What to do –
Count the lines below that contain the word "right", and report only that number.

Supplied material –

>> begin

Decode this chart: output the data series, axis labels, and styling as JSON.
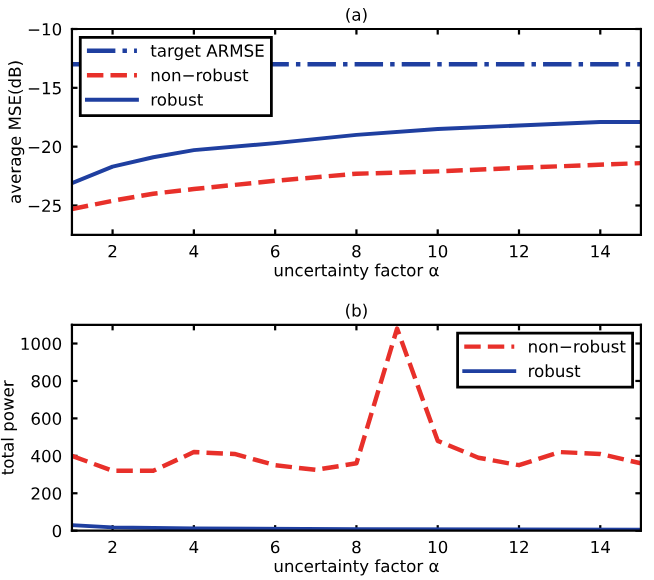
{
  "chart_data": [
    {
      "type": "line",
      "title": "(a)",
      "xlabel": "uncertainty factor α",
      "ylabel": "average MSE(dB)",
      "xlim": [
        1,
        15
      ],
      "xticks": [
        2,
        4,
        6,
        8,
        10,
        12,
        14
      ],
      "ylim": [
        -27.5,
        -10
      ],
      "yticks": [
        -25,
        -20,
        -15,
        -10
      ],
      "legend": "top left",
      "grid": false,
      "marker": "none",
      "series": [
        {
          "name": "target ARMSE",
          "color": "#1f3fa0",
          "line_style": "dashdot",
          "x": [
            1,
            15
          ],
          "values": [
            -13,
            -13
          ]
        },
        {
          "name": "non−robust",
          "color": "#e8302a",
          "line_style": "dashed",
          "x": [
            1,
            2,
            3,
            4,
            6,
            8,
            10,
            12,
            15
          ],
          "values": [
            -25.3,
            -24.6,
            -24.0,
            -23.6,
            -22.9,
            -22.3,
            -22.1,
            -21.8,
            -21.4
          ]
        },
        {
          "name": "robust",
          "color": "#1f3fa0",
          "line_style": "solid",
          "x": [
            1,
            2,
            3,
            4,
            6,
            8,
            10,
            12,
            14,
            15
          ],
          "values": [
            -23.1,
            -21.7,
            -20.9,
            -20.3,
            -19.7,
            -19.0,
            -18.5,
            -18.2,
            -17.9,
            -17.9
          ]
        }
      ]
    },
    {
      "type": "line",
      "title": "(b)",
      "xlabel": "uncertainty factor α",
      "ylabel": "total power",
      "xlim": [
        1,
        15
      ],
      "xticks": [
        2,
        4,
        6,
        8,
        10,
        12,
        14
      ],
      "ylim": [
        0,
        1100
      ],
      "yticks": [
        0,
        200,
        400,
        600,
        800,
        1000
      ],
      "legend": "top right",
      "grid": false,
      "marker": "none",
      "series": [
        {
          "name": "non−robust",
          "color": "#e8302a",
          "line_style": "dashed",
          "x": [
            1,
            1.5,
            2,
            3,
            4,
            5,
            6,
            7,
            8,
            9,
            10,
            11,
            12,
            13,
            14,
            15
          ],
          "values": [
            400,
            360,
            320,
            320,
            420,
            410,
            350,
            325,
            360,
            1080,
            480,
            390,
            350,
            420,
            410,
            360
          ]
        },
        {
          "name": "robust",
          "color": "#1f3fa0",
          "line_style": "solid",
          "x": [
            1,
            2,
            4,
            8,
            15
          ],
          "values": [
            30,
            18,
            12,
            8,
            5
          ]
        }
      ]
    }
  ]
}
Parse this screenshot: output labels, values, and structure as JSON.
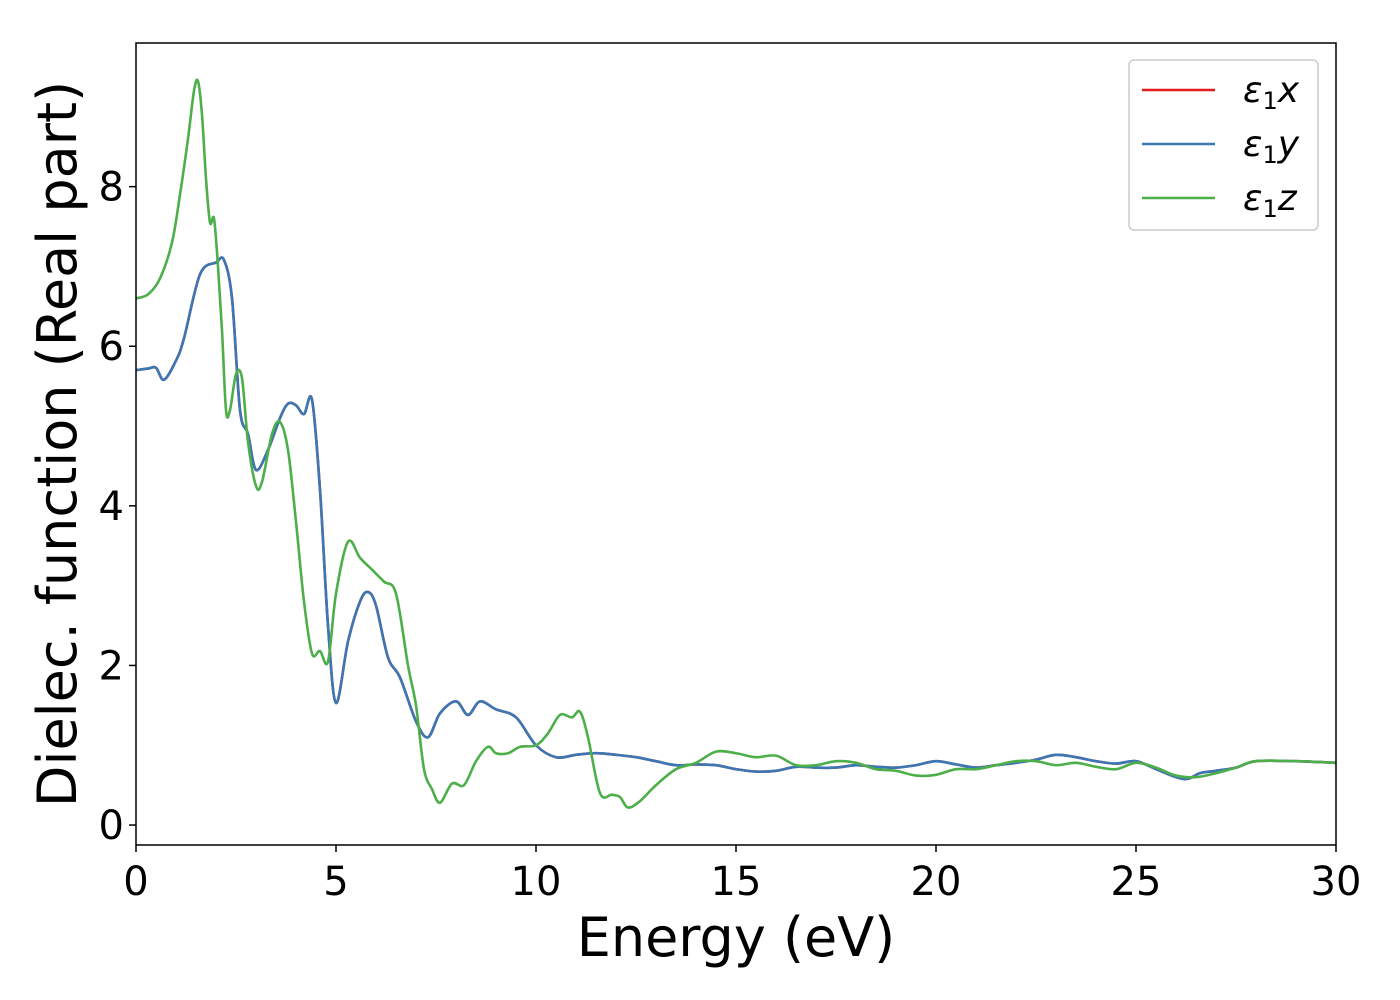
{
  "chart_data": {
    "type": "line",
    "xlabel": "Energy (eV)",
    "ylabel": "Dielec. function (Real part)",
    "xlim": [
      0,
      30
    ],
    "ylim": [
      -0.25,
      9.8
    ],
    "xticks": [
      0,
      5,
      10,
      15,
      20,
      25,
      30
    ],
    "yticks": [
      0,
      2,
      4,
      6,
      8
    ],
    "grid": false,
    "legend_placement": "top-right",
    "series": [
      {
        "name": "ε1x",
        "legend": {
          "main": "ε",
          "sub": "1",
          "axis": "x"
        },
        "color": "#e41a1c",
        "x": [
          0,
          0.3,
          0.5,
          0.7,
          1.0,
          1.2,
          1.6,
          2.0,
          2.2,
          2.4,
          2.6,
          2.8,
          3.0,
          3.3,
          3.6,
          3.8,
          4.0,
          4.2,
          4.4,
          4.6,
          4.8,
          5.0,
          5.3,
          5.6,
          5.8,
          6.0,
          6.3,
          6.6,
          7.0,
          7.3,
          7.6,
          8.0,
          8.3,
          8.6,
          9.0,
          9.5,
          10.0,
          10.5,
          11.0,
          11.5,
          12.0,
          12.5,
          13.0,
          13.5,
          14.0,
          14.5,
          15.0,
          15.5,
          16.0,
          16.5,
          17.0,
          17.5,
          18.0,
          18.5,
          19.0,
          19.5,
          20.0,
          20.5,
          21.0,
          21.5,
          22.0,
          22.5,
          23.0,
          23.5,
          24.0,
          24.5,
          25.0,
          25.5,
          26.0,
          26.3,
          26.6,
          27.0,
          27.5,
          28.0,
          29.0,
          30.0
        ],
        "y": [
          5.7,
          5.72,
          5.73,
          5.58,
          5.82,
          6.1,
          6.9,
          7.05,
          7.08,
          6.6,
          5.2,
          4.9,
          4.45,
          4.7,
          5.1,
          5.28,
          5.26,
          5.15,
          5.33,
          4.2,
          2.5,
          1.53,
          2.3,
          2.8,
          2.92,
          2.75,
          2.1,
          1.85,
          1.3,
          1.1,
          1.4,
          1.55,
          1.38,
          1.55,
          1.45,
          1.35,
          1.0,
          0.85,
          0.88,
          0.9,
          0.88,
          0.85,
          0.8,
          0.75,
          0.76,
          0.75,
          0.7,
          0.67,
          0.68,
          0.73,
          0.72,
          0.72,
          0.75,
          0.73,
          0.72,
          0.75,
          0.8,
          0.76,
          0.72,
          0.75,
          0.78,
          0.82,
          0.88,
          0.85,
          0.8,
          0.77,
          0.8,
          0.7,
          0.6,
          0.58,
          0.65,
          0.68,
          0.72,
          0.8,
          0.8,
          0.78
        ]
      },
      {
        "name": "ε1y",
        "legend": {
          "main": "ε",
          "sub": "1",
          "axis": "y"
        },
        "color": "#3a78b5",
        "x": [
          0,
          0.3,
          0.5,
          0.7,
          1.0,
          1.2,
          1.6,
          2.0,
          2.2,
          2.4,
          2.6,
          2.8,
          3.0,
          3.3,
          3.6,
          3.8,
          4.0,
          4.2,
          4.4,
          4.6,
          4.8,
          5.0,
          5.3,
          5.6,
          5.8,
          6.0,
          6.3,
          6.6,
          7.0,
          7.3,
          7.6,
          8.0,
          8.3,
          8.6,
          9.0,
          9.5,
          10.0,
          10.5,
          11.0,
          11.5,
          12.0,
          12.5,
          13.0,
          13.5,
          14.0,
          14.5,
          15.0,
          15.5,
          16.0,
          16.5,
          17.0,
          17.5,
          18.0,
          18.5,
          19.0,
          19.5,
          20.0,
          20.5,
          21.0,
          21.5,
          22.0,
          22.5,
          23.0,
          23.5,
          24.0,
          24.5,
          25.0,
          25.5,
          26.0,
          26.3,
          26.6,
          27.0,
          27.5,
          28.0,
          29.0,
          30.0
        ],
        "y": [
          5.7,
          5.72,
          5.73,
          5.58,
          5.82,
          6.1,
          6.9,
          7.05,
          7.08,
          6.6,
          5.2,
          4.9,
          4.45,
          4.7,
          5.1,
          5.28,
          5.26,
          5.15,
          5.33,
          4.2,
          2.5,
          1.53,
          2.3,
          2.8,
          2.92,
          2.75,
          2.1,
          1.85,
          1.3,
          1.1,
          1.4,
          1.55,
          1.38,
          1.55,
          1.45,
          1.35,
          1.0,
          0.85,
          0.88,
          0.9,
          0.88,
          0.85,
          0.8,
          0.75,
          0.76,
          0.75,
          0.7,
          0.67,
          0.68,
          0.73,
          0.72,
          0.72,
          0.75,
          0.73,
          0.72,
          0.75,
          0.8,
          0.76,
          0.72,
          0.75,
          0.78,
          0.82,
          0.88,
          0.85,
          0.8,
          0.77,
          0.8,
          0.7,
          0.6,
          0.58,
          0.65,
          0.68,
          0.72,
          0.8,
          0.8,
          0.78
        ]
      },
      {
        "name": "ε1z",
        "legend": {
          "main": "ε",
          "sub": "1",
          "axis": "z"
        },
        "color": "#4daf4a",
        "x": [
          0,
          0.3,
          0.6,
          0.9,
          1.1,
          1.3,
          1.45,
          1.55,
          1.65,
          1.75,
          1.85,
          1.95,
          2.05,
          2.15,
          2.25,
          2.35,
          2.5,
          2.65,
          2.8,
          3.0,
          3.15,
          3.4,
          3.6,
          3.8,
          4.0,
          4.2,
          4.4,
          4.6,
          4.8,
          5.0,
          5.3,
          5.6,
          5.9,
          6.2,
          6.5,
          6.8,
          7.0,
          7.2,
          7.4,
          7.6,
          7.9,
          8.2,
          8.5,
          8.8,
          9.0,
          9.3,
          9.6,
          10.0,
          10.3,
          10.6,
          10.9,
          11.1,
          11.3,
          11.6,
          11.9,
          12.1,
          12.3,
          12.6,
          13.0,
          13.5,
          14.0,
          14.5,
          15.0,
          15.5,
          16.0,
          16.5,
          17.0,
          17.5,
          18.0,
          18.5,
          19.0,
          19.5,
          20.0,
          20.5,
          21.0,
          21.5,
          22.0,
          22.5,
          23.0,
          23.5,
          24.0,
          24.5,
          25.0,
          25.5,
          26.0,
          26.5,
          27.0,
          27.5,
          28.0,
          29.0,
          30.0
        ],
        "y": [
          6.6,
          6.65,
          6.85,
          7.3,
          7.9,
          8.6,
          9.2,
          9.32,
          8.9,
          8.1,
          7.55,
          7.6,
          7.0,
          6.2,
          5.2,
          5.2,
          5.65,
          5.6,
          4.8,
          4.25,
          4.3,
          4.9,
          5.05,
          4.7,
          3.8,
          2.8,
          2.15,
          2.18,
          2.05,
          2.9,
          3.55,
          3.35,
          3.2,
          3.05,
          2.9,
          2.0,
          1.5,
          0.7,
          0.45,
          0.28,
          0.52,
          0.5,
          0.8,
          0.98,
          0.9,
          0.9,
          0.98,
          1.0,
          1.15,
          1.38,
          1.35,
          1.42,
          1.1,
          0.4,
          0.38,
          0.35,
          0.22,
          0.3,
          0.5,
          0.7,
          0.78,
          0.92,
          0.9,
          0.85,
          0.87,
          0.75,
          0.75,
          0.8,
          0.78,
          0.7,
          0.68,
          0.62,
          0.63,
          0.7,
          0.7,
          0.75,
          0.8,
          0.8,
          0.75,
          0.78,
          0.73,
          0.7,
          0.78,
          0.72,
          0.62,
          0.6,
          0.65,
          0.72,
          0.8,
          0.8,
          0.78
        ]
      }
    ]
  }
}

>> end

Task response –
2